Exercise details:
Repeat each of the following rows verbatim and omit the pictures.

Excerpted data:
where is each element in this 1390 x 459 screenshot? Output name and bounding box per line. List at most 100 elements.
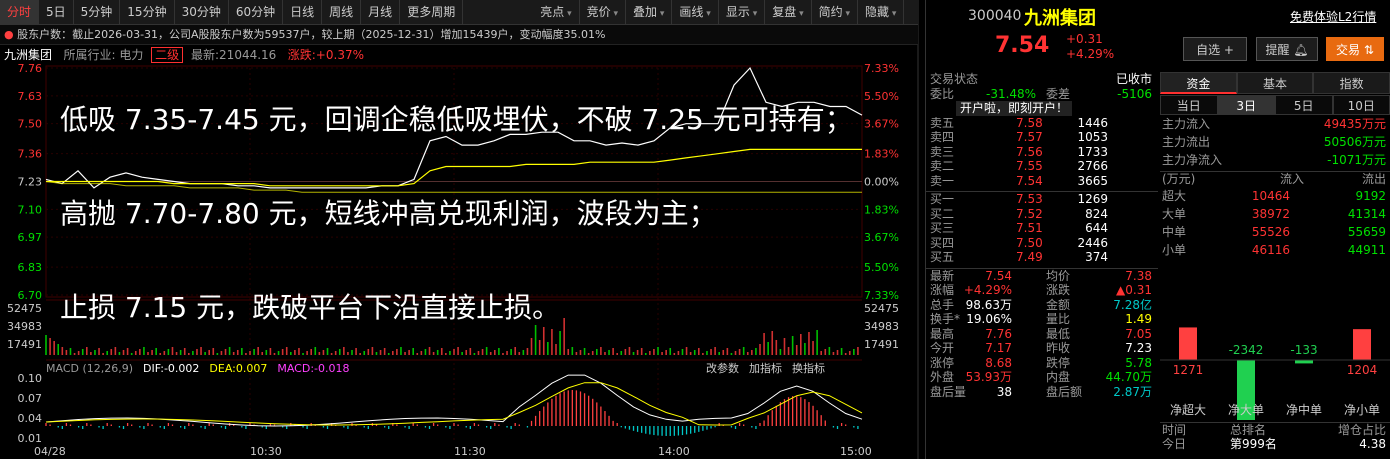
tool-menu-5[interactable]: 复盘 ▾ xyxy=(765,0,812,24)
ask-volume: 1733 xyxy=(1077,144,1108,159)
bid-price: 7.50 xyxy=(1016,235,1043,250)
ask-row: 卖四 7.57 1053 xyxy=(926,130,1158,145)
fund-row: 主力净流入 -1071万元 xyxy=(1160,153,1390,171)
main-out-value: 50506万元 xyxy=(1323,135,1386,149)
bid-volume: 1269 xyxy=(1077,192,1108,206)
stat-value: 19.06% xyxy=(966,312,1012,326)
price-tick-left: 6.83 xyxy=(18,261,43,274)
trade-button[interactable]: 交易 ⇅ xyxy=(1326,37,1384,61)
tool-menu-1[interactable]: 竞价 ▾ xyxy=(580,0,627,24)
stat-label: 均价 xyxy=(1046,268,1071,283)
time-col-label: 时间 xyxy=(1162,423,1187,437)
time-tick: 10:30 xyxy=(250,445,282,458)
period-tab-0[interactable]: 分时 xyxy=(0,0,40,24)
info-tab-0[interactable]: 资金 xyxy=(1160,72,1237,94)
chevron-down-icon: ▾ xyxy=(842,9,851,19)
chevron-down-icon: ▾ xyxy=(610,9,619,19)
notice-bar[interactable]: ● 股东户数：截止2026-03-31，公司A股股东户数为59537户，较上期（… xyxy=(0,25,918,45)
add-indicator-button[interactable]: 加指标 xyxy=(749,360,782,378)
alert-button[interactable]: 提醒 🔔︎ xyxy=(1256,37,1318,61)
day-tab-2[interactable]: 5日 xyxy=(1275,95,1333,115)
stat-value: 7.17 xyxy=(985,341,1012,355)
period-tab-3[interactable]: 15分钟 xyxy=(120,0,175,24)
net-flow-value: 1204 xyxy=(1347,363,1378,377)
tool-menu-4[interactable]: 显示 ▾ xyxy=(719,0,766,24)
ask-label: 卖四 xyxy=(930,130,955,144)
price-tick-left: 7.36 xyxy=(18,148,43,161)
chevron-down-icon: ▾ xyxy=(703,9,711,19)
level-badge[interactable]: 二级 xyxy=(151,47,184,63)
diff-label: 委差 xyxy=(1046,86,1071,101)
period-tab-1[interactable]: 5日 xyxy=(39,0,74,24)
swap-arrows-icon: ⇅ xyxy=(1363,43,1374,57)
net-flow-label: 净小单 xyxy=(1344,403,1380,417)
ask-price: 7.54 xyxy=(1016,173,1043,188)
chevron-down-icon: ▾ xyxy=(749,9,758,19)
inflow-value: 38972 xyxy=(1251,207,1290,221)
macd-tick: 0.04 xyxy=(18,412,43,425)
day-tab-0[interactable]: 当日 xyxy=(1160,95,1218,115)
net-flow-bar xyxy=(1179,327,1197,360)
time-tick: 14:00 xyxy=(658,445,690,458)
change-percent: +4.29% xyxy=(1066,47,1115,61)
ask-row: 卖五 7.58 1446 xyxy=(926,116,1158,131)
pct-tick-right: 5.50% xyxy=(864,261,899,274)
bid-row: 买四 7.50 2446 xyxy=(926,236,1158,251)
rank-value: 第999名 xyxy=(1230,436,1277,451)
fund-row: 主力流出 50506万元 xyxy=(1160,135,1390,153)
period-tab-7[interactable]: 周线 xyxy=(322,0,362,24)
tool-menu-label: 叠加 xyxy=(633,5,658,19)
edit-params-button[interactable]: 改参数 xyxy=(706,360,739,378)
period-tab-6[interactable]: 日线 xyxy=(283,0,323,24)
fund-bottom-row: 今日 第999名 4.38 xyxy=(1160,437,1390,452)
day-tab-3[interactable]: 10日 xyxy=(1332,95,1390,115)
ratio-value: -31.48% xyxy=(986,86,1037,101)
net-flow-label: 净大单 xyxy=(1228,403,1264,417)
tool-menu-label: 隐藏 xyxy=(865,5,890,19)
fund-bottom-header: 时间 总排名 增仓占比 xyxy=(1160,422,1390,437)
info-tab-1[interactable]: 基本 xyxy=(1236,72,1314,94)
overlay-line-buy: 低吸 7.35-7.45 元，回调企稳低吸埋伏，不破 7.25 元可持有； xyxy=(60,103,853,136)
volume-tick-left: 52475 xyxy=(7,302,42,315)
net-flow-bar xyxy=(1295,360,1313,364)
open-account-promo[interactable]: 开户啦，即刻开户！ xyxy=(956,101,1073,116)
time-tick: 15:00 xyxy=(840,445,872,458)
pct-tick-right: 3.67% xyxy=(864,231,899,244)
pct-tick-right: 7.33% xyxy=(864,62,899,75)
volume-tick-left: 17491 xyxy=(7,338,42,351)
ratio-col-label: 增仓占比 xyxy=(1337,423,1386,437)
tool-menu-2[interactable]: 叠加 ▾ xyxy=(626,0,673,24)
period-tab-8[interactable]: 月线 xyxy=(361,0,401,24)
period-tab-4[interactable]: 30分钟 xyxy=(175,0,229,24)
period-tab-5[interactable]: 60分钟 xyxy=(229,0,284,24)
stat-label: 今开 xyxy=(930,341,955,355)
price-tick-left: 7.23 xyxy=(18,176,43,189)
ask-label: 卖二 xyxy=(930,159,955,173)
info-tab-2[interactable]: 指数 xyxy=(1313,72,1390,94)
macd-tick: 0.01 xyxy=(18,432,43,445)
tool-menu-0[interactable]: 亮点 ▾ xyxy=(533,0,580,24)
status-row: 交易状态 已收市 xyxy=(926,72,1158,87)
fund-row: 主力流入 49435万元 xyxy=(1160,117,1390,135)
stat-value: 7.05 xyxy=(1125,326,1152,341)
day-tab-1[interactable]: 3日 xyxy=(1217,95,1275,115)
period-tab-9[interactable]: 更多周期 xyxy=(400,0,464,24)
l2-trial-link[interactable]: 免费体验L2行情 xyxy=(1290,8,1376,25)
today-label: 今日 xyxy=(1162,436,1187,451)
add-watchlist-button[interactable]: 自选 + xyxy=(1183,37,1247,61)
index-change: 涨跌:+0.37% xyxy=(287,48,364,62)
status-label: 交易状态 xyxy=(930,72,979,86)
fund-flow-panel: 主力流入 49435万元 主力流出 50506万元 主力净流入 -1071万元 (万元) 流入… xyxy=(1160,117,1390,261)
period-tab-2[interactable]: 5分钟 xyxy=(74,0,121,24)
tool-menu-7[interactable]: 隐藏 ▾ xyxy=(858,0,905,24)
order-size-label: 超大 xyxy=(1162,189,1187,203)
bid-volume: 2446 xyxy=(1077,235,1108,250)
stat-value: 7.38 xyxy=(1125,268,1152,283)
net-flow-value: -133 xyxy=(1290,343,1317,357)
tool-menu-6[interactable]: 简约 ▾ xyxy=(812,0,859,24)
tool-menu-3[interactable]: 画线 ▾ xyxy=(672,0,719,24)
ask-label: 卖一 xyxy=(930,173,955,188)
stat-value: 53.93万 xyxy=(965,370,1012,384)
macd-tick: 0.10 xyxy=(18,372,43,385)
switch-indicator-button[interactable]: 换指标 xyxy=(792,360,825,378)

Correct answer:
where is each element in this 1390 x 459 screenshot? Output name and bounding box per line. List at most 100 elements.
tool-menu-5[interactable]: 复盘 ▾ xyxy=(765,0,812,24)
ask-volume: 1733 xyxy=(1077,144,1108,159)
bid-price: 7.50 xyxy=(1016,235,1043,250)
ask-row: 卖四 7.57 1053 xyxy=(926,130,1158,145)
fund-row: 主力净流入 -1071万元 xyxy=(1160,153,1390,171)
main-out-value: 50506万元 xyxy=(1323,135,1386,149)
bid-volume: 1269 xyxy=(1077,192,1108,206)
stat-value: 19.06% xyxy=(966,312,1012,326)
price-tick-left: 6.83 xyxy=(18,261,43,274)
trade-button[interactable]: 交易 ⇅ xyxy=(1326,37,1384,61)
tool-menu-1[interactable]: 竞价 ▾ xyxy=(580,0,627,24)
stat-label: 均价 xyxy=(1046,268,1071,283)
time-col-label: 时间 xyxy=(1162,423,1187,437)
time-tick: 10:30 xyxy=(250,445,282,458)
period-tab-0[interactable]: 分时 xyxy=(0,0,40,24)
info-tab-0[interactable]: 资金 xyxy=(1160,72,1237,94)
chevron-down-icon: ▾ xyxy=(842,9,851,19)
chevron-down-icon: ▾ xyxy=(610,9,619,19)
notice-bar[interactable]: ● 股东户数：截止2026-03-31，公司A股股东户数为59537户，较上期（… xyxy=(0,25,918,45)
add-indicator-button[interactable]: 加指标 xyxy=(749,360,782,378)
alert-button[interactable]: 提醒 🔔︎ xyxy=(1256,37,1318,61)
day-tab-2[interactable]: 5日 xyxy=(1275,95,1333,115)
stat-value: 7.17 xyxy=(985,341,1012,355)
period-tab-3[interactable]: 15分钟 xyxy=(120,0,175,24)
net-flow-value: 1204 xyxy=(1347,363,1378,377)
tool-menu-4[interactable]: 显示 ▾ xyxy=(719,0,766,24)
ask-label: 卖四 xyxy=(930,130,955,144)
price-tick-left: 7.36 xyxy=(18,148,43,161)
chevron-down-icon: ▾ xyxy=(703,9,711,19)
level-badge[interactable]: 二级 xyxy=(151,47,184,63)
diff-label: 委差 xyxy=(1046,86,1071,101)
period-tab-1[interactable]: 5日 xyxy=(39,0,74,24)
swap-arrows-icon: ⇅ xyxy=(1363,43,1374,57)
net-flow-label: 净小单 xyxy=(1344,403,1380,417)
ask-price: 7.54 xyxy=(1016,173,1043,188)
chevron-down-icon: ▾ xyxy=(749,9,758,19)
inflow-value: 38972 xyxy=(1251,207,1290,221)
macd-tick: 0.04 xyxy=(18,412,43,425)
day-tab-0[interactable]: 当日 xyxy=(1160,95,1218,115)
net-flow-bar xyxy=(1179,327,1197,360)
time-tick: 14:00 xyxy=(658,445,690,458)
change-percent: +4.29% xyxy=(1066,47,1115,61)
ask-row: 卖五 7.58 1446 xyxy=(926,116,1158,131)
pct-tick-right: 5.50% xyxy=(864,261,899,274)
bid-row: 买四 7.50 2446 xyxy=(926,236,1158,251)
rank-value: 第999名 xyxy=(1230,436,1277,451)
fund-row: 主力流出 50506万元 xyxy=(1160,135,1390,153)
period-tab-7[interactable]: 周线 xyxy=(322,0,362,24)
tool-menu-label: 叠加 xyxy=(633,5,658,19)
edit-params-button[interactable]: 改参数 xyxy=(706,360,739,378)
period-tab-6[interactable]: 日线 xyxy=(283,0,323,24)
fund-bottom-row: 今日 第999名 4.38 xyxy=(1160,437,1390,452)
day-tab-3[interactable]: 10日 xyxy=(1332,95,1390,115)
ratio-value: -31.48% xyxy=(986,86,1037,101)
net-flow-label: 净大单 xyxy=(1228,403,1264,417)
tool-menu-label: 隐藏 xyxy=(865,5,890,19)
fund-bottom-header: 时间 总排名 增仓占比 xyxy=(1160,422,1390,437)
info-tab-1[interactable]: 基本 xyxy=(1236,72,1314,94)
overlay-line-buy: 低吸 7.35-7.45 元，回调企稳低吸埋伏，不破 7.25 元可持有； xyxy=(60,103,853,136)
volume-tick-left: 52475 xyxy=(7,302,42,315)
net-flow-bar xyxy=(1295,360,1313,364)
open-account-promo[interactable]: 开户啦，即刻开户！ xyxy=(956,101,1073,116)
time-tick: 15:00 xyxy=(840,445,872,458)
pct-tick-right: 3.67% xyxy=(864,231,899,244)
pct-tick-right: 7.33% xyxy=(864,62,899,75)
volume-tick-left: 17491 xyxy=(7,338,42,351)
ratio-col-label: 增仓占比 xyxy=(1337,423,1386,437)
tool-menu-2[interactable]: 叠加 ▾ xyxy=(626,0,673,24)
period-tab-8[interactable]: 月线 xyxy=(361,0,401,24)
period-tab-4[interactable]: 30分钟 xyxy=(175,0,229,24)
period-tab-5[interactable]: 60分钟 xyxy=(229,0,284,24)
stat-label: 今开 xyxy=(930,341,955,355)
price-tick-left: 7.23 xyxy=(18,176,43,189)
ask-label: 卖二 xyxy=(930,159,955,173)
info-tab-2[interactable]: 指数 xyxy=(1313,72,1390,94)
macd-tick: 0.01 xyxy=(18,432,43,445)
tool-menu-0[interactable]: 亮点 ▾ xyxy=(533,0,580,24)
status-row: 交易状态 已收市 xyxy=(926,72,1158,87)
fund-row: 主力流入 49435万元 xyxy=(1160,117,1390,135)
stat-value: 7.05 xyxy=(1125,326,1152,341)
day-tab-1[interactable]: 3日 xyxy=(1217,95,1275,115)
period-tab-9[interactable]: 更多周期 xyxy=(400,0,464,24)
l2-trial-link[interactable]: 免费体验L2行情 xyxy=(1290,8,1376,25)
today-label: 今日 xyxy=(1162,436,1187,451)
add-watchlist-button[interactable]: 自选 + xyxy=(1183,37,1247,61)
index-change: 涨跌:+0.37% xyxy=(287,48,364,62)
status-label: 交易状态 xyxy=(930,72,979,86)
fund-flow-panel: 主力流入 49435万元 主力流出 50506万元 主力净流入 -1071万元 (万元) 流入… xyxy=(1160,117,1390,261)
period-tab-2[interactable]: 5分钟 xyxy=(74,0,121,24)
tool-menu-7[interactable]: 隐藏 ▾ xyxy=(858,0,905,24)
order-size-label: 超大 xyxy=(1162,189,1187,203)
bid-volume: 2446 xyxy=(1077,235,1108,250)
stat-value: 7.38 xyxy=(1125,268,1152,283)
net-flow-value: -133 xyxy=(1290,343,1317,357)
tool-menu-6[interactable]: 简约 ▾ xyxy=(812,0,859,24)
tool-menu-3[interactable]: 画线 ▾ xyxy=(672,0,719,24)
ask-label: 卖一 xyxy=(930,173,955,188)
stat-value: 53.93万 xyxy=(965,370,1012,384)
macd-tick: 0.10 xyxy=(18,372,43,385)
switch-indicator-button[interactable]: 换指标 xyxy=(792,360,825,378)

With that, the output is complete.